* BEGIN *

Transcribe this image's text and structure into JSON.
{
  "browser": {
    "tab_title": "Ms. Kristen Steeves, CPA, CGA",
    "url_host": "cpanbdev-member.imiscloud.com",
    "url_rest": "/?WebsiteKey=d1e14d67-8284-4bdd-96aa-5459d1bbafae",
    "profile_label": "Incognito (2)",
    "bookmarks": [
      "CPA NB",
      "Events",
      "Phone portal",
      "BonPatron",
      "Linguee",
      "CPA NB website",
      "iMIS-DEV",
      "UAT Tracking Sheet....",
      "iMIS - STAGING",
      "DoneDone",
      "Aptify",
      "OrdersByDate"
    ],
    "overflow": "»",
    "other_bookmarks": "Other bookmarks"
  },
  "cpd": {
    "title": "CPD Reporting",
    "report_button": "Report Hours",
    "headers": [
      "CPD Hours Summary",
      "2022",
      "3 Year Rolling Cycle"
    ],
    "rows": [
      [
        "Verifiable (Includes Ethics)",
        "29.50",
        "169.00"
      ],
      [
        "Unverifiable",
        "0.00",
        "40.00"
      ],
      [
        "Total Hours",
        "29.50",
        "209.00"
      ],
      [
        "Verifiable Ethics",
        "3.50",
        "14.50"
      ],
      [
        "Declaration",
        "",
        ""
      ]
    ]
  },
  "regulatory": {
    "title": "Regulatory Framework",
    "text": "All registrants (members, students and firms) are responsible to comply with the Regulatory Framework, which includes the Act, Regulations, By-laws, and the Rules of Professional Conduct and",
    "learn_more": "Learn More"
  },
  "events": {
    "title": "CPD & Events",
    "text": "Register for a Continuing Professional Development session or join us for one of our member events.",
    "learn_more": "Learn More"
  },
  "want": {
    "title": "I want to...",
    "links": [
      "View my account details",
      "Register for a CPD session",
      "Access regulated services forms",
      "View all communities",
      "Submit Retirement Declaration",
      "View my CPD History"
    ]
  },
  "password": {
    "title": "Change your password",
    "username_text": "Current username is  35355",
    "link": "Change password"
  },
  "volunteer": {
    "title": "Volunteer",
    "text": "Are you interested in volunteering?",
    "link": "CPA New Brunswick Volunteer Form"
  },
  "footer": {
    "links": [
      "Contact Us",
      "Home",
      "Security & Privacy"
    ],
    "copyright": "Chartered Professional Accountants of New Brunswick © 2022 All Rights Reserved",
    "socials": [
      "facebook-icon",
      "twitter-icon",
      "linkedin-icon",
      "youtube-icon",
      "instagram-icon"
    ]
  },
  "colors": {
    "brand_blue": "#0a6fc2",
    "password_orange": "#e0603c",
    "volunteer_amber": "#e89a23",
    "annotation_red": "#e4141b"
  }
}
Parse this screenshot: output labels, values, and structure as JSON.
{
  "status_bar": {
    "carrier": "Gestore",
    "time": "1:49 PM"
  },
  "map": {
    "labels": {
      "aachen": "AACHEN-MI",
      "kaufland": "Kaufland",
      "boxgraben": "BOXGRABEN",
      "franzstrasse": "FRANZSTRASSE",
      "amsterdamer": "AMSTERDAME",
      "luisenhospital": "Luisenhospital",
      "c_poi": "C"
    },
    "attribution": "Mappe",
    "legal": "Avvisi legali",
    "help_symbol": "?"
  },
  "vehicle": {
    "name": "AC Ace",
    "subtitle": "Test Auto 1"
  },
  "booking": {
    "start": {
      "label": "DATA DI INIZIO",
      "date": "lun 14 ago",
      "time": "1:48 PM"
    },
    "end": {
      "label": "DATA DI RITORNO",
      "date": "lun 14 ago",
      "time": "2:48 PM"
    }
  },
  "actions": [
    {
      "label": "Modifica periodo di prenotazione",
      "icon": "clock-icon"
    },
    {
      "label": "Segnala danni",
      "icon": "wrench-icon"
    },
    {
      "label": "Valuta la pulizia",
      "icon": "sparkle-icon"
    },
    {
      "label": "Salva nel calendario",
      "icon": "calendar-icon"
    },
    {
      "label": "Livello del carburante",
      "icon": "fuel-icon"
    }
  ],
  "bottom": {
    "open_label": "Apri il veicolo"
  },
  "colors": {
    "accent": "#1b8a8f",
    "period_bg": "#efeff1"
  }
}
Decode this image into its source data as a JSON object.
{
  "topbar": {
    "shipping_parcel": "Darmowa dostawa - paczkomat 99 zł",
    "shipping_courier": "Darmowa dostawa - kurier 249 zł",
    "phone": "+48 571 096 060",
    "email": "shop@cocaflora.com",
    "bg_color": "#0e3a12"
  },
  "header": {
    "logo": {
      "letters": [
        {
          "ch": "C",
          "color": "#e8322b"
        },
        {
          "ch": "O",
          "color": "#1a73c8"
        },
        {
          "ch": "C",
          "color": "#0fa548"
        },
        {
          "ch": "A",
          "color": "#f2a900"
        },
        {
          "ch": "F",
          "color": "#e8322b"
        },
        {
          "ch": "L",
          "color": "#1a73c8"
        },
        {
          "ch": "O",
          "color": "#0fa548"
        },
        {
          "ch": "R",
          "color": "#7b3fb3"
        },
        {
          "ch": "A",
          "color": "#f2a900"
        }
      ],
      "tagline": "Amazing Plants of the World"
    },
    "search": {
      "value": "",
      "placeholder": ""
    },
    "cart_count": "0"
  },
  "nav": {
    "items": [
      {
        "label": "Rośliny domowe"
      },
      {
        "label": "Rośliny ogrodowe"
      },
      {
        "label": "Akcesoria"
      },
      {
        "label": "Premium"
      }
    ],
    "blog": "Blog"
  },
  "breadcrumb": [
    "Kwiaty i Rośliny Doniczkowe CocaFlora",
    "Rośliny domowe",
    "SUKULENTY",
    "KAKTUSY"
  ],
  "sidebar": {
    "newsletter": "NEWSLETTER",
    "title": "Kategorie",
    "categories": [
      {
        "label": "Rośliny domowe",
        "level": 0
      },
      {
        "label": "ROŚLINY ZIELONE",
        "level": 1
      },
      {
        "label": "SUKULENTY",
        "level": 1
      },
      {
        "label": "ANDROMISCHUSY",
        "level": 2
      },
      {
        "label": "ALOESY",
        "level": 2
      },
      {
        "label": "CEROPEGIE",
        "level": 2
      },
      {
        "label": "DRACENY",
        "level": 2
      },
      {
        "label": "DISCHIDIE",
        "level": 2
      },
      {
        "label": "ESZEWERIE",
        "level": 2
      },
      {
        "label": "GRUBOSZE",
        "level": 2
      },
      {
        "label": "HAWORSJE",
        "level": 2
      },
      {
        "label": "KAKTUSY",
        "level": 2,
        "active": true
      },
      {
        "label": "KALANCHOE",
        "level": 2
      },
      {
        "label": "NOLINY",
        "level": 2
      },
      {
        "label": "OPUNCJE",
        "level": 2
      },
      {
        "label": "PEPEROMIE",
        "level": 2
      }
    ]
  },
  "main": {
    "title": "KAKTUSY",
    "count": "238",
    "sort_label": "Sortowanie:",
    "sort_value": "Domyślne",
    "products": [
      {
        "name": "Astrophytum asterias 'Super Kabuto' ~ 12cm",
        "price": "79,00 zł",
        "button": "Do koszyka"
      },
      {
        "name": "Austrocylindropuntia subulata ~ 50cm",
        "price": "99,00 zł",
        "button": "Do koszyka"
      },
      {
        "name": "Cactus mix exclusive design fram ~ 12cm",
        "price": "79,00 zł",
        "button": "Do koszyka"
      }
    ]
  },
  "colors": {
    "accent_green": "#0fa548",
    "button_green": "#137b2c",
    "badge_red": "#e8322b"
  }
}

* END *

WHAT YOU SHOULD DO ▸
Extract all of the material exactly as it is written.

FINAL ANSWER ▸
Transcribe this image's text and structure into JSON.
{
  "browser": {
    "tab_title": "Ms. Kristen Steeves, CPA, CGA",
    "url_host": "cpanbdev-member.imiscloud.com",
    "url_rest": "/?WebsiteKey=d1e14d67-8284-4bdd-96aa-5459d1bbafae",
    "profile_label": "Incognito (2)",
    "bookmarks": [
      "CPA NB",
      "Events",
      "Phone portal",
      "BonPatron",
      "Linguee",
      "CPA NB website",
      "iMIS-DEV",
      "UAT Tracking Sheet....",
      "iMIS - STAGING",
      "DoneDone",
      "Aptify",
      "OrdersByDate"
    ],
    "overflow": "»",
    "other_bookmarks": "Other bookmarks"
  },
  "cpd": {
    "title": "CPD Reporting",
    "report_button": "Report Hours",
    "headers": [
      "CPD Hours Summary",
      "2022",
      "3 Year Rolling Cycle"
    ],
    "rows": [
      [
        "Verifiable (Includes Ethics)",
        "29.50",
        "169.00"
      ],
      [
        "Unverifiable",
        "0.00",
        "40.00"
      ],
      [
        "Total Hours",
        "29.50",
        "209.00"
      ],
      [
        "Verifiable Ethics",
        "3.50",
        "14.50"
      ],
      [
        "Declaration",
        "",
        ""
      ]
    ]
  },
  "regulatory": {
    "title": "Regulatory Framework",
    "text": "All registrants (members, students and firms) are responsible to comply with the Regulatory Framework, which includes the Act, Regulations, By-laws, and the Rules of Professional Conduct and",
    "learn_more": "Learn More"
  },
  "events": {
    "title": "CPD & Events",
    "text": "Register for a Continuing Professional Development session or join us for one of our member events.",
    "learn_more": "Learn More"
  },
  "want": {
    "title": "I want to...",
    "links": [
      "View my account details",
      "Register for a CPD session",
      "Access regulated services forms",
      "View all communities",
      "Submit Retirement Declaration",
      "View my CPD History"
    ]
  },
  "password": {
    "title": "Change your password",
    "username_text": "Current username is  35355",
    "link": "Change password"
  },
  "volunteer": {
    "title": "Volunteer",
    "text": "Are you interested in volunteering?",
    "link": "CPA New Brunswick Volunteer Form"
  },
  "footer": {
    "links": [
      "Contact Us",
      "Home",
      "Security & Privacy"
    ],
    "copyright": "Chartered Professional Accountants of New Brunswick © 2022 All Rights Reserved",
    "socials": [
      "facebook-icon",
      "twitter-icon",
      "linkedin-icon",
      "youtube-icon",
      "instagram-icon"
    ]
  },
  "colors": {
    "brand_blue": "#0a6fc2",
    "password_orange": "#e0603c",
    "volunteer_amber": "#e89a23",
    "annotation_red": "#e4141b"
  }
}
Parse this screenshot: output labels, values, and structure as JSON.
{
  "status_bar": {
    "carrier": "Gestore",
    "time": "1:49 PM"
  },
  "map": {
    "labels": {
      "aachen": "AACHEN-MI",
      "kaufland": "Kaufland",
      "boxgraben": "BOXGRABEN",
      "franzstrasse": "FRANZSTRASSE",
      "amsterdamer": "AMSTERDAME",
      "luisenhospital": "Luisenhospital",
      "c_poi": "C"
    },
    "attribution": "Mappe",
    "legal": "Avvisi legali",
    "help_symbol": "?"
  },
  "vehicle": {
    "name": "AC Ace",
    "subtitle": "Test Auto 1"
  },
  "booking": {
    "start": {
      "label": "DATA DI INIZIO",
      "date": "lun 14 ago",
      "time": "1:48 PM"
    },
    "end": {
      "label": "DATA DI RITORNO",
      "date": "lun 14 ago",
      "time": "2:48 PM"
    }
  },
  "actions": [
    {
      "label": "Modifica periodo di prenotazione",
      "icon": "clock-icon"
    },
    {
      "label": "Segnala danni",
      "icon": "wrench-icon"
    },
    {
      "label": "Valuta la pulizia",
      "icon": "sparkle-icon"
    },
    {
      "label": "Salva nel calendario",
      "icon": "calendar-icon"
    },
    {
      "label": "Livello del carburante",
      "icon": "fuel-icon"
    }
  ],
  "bottom": {
    "open_label": "Apri il veicolo"
  },
  "colors": {
    "accent": "#1b8a8f",
    "period_bg": "#efeff1"
  }
}
Decode this image into its source data as a JSON object.
{
  "topbar": {
    "shipping_parcel": "Darmowa dostawa - paczkomat 99 zł",
    "shipping_courier": "Darmowa dostawa - kurier 249 zł",
    "phone": "+48 571 096 060",
    "email": "shop@cocaflora.com",
    "bg_color": "#0e3a12"
  },
  "header": {
    "logo": {
      "letters": [
        {
          "ch": "C",
          "color": "#e8322b"
        },
        {
          "ch": "O",
          "color": "#1a73c8"
        },
        {
          "ch": "C",
          "color": "#0fa548"
        },
        {
          "ch": "A",
          "color": "#f2a900"
        },
        {
          "ch": "F",
          "color": "#e8322b"
        },
        {
          "ch": "L",
          "color": "#1a73c8"
        },
        {
          "ch": "O",
          "color": "#0fa548"
        },
        {
          "ch": "R",
          "color": "#7b3fb3"
        },
        {
          "ch": "A",
          "color": "#f2a900"
        }
      ],
      "tagline": "Amazing Plants of the World"
    },
    "search": {
      "value": "",
      "placeholder": ""
    },
    "cart_count": "0"
  },
  "nav": {
    "items": [
      {
        "label": "Rośliny domowe"
      },
      {
        "label": "Rośliny ogrodowe"
      },
      {
        "label": "Akcesoria"
      },
      {
        "label": "Premium"
      }
    ],
    "blog": "Blog"
  },
  "breadcrumb": [
    "Kwiaty i Rośliny Doniczkowe CocaFlora",
    "Rośliny domowe",
    "SUKULENTY",
    "KAKTUSY"
  ],
  "sidebar": {
    "newsletter": "NEWSLETTER",
    "title": "Kategorie",
    "categories": [
      {
        "label": "Rośliny domowe",
        "level": 0
      },
      {
        "label": "ROŚLINY ZIELONE",
        "level": 1
      },
      {
        "label": "SUKULENTY",
        "level": 1
      },
      {
        "label": "ANDROMISCHUSY",
        "level": 2
      },
      {
        "label": "ALOESY",
        "level": 2
      },
      {
        "label": "CEROPEGIE",
        "level": 2
      },
      {
        "label": "DRACENY",
        "level": 2
      },
      {
        "label": "DISCHIDIE",
        "level": 2
      },
      {
        "label": "ESZEWERIE",
        "level": 2
      },
      {
        "label": "GRUBOSZE",
        "level": 2
      },
      {
        "label": "HAWORSJE",
        "level": 2
      },
      {
        "label": "KAKTUSY",
        "level": 2,
        "active": true
      },
      {
        "label": "KALANCHOE",
        "level": 2
      },
      {
        "label": "NOLINY",
        "level": 2
      },
      {
        "label": "OPUNCJE",
        "level": 2
      },
      {
        "label": "PEPEROMIE",
        "level": 2
      }
    ]
  },
  "main": {
    "title": "KAKTUSY",
    "count": "238",
    "sort_label": "Sortowanie:",
    "sort_value": "Domyślne",
    "products": [
      {
        "name": "Astrophytum asterias 'Super Kabuto' ~ 12cm",
        "price": "79,00 zł",
        "button": "Do koszyka"
      },
      {
        "name": "Austrocylindropuntia subulata ~ 50cm",
        "price": "99,00 zł",
        "button": "Do koszyka"
      },
      {
        "name": "Cactus mix exclusive design fram ~ 12cm",
        "price": "79,00 zł",
        "button": "Do koszyka"
      }
    ]
  },
  "colors": {
    "accent_green": "#0fa548",
    "button_green": "#137b2c",
    "badge_red": "#e8322b"
  }
}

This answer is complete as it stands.